» Required work: Omit all images. Write out the rest of the material exactly.

» Dataset content:

- - -

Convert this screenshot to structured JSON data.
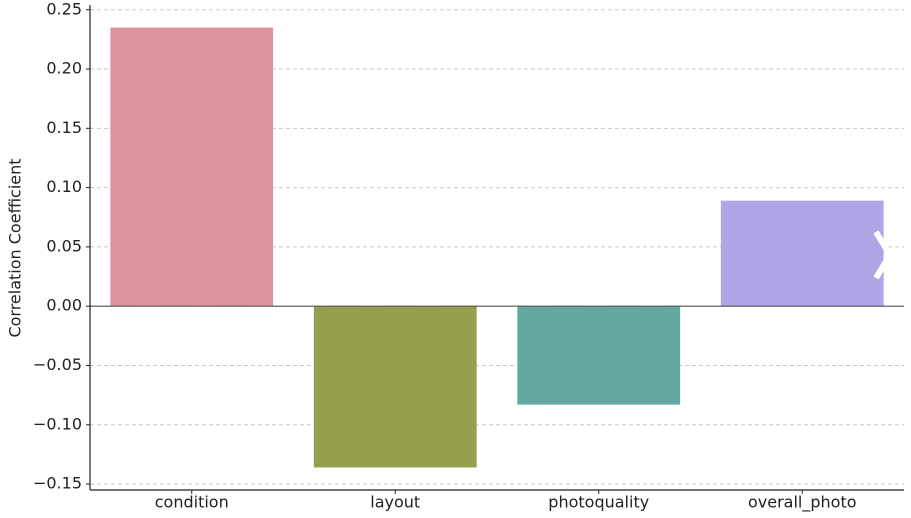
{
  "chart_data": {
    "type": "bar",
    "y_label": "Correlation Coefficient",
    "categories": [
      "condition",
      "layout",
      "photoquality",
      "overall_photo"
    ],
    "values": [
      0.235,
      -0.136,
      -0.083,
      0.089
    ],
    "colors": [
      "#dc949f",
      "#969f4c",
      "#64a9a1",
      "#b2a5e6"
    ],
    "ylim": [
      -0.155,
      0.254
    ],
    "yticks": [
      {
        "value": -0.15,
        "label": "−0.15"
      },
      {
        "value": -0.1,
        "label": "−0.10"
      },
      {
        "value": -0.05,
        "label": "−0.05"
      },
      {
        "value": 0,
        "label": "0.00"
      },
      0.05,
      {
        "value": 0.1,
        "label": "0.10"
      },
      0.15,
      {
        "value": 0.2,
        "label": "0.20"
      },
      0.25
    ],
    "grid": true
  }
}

- - -

» Response to the exercise:
Convert this screenshot to structured JSON data.
{
  "chart_data": {
    "type": "bar",
    "y_label": "Correlation Coefficient",
    "categories": [
      "condition",
      "layout",
      "photoquality",
      "overall_photo"
    ],
    "values": [
      0.235,
      -0.136,
      -0.083,
      0.089
    ],
    "colors": [
      "#dc949f",
      "#969f4c",
      "#64a9a1",
      "#b2a5e6"
    ],
    "ylim": [
      -0.155,
      0.254
    ],
    "yticks": [
      {
        "value": -0.15,
        "label": "−0.15"
      },
      {
        "value": -0.1,
        "label": "−0.10"
      },
      {
        "value": -0.05,
        "label": "−0.05"
      },
      {
        "value": 0,
        "label": "0.00"
      },
      0.05,
      {
        "value": 0.1,
        "label": "0.10"
      },
      0.15,
      {
        "value": 0.2,
        "label": "0.20"
      },
      0.25
    ],
    "grid": true
  }
}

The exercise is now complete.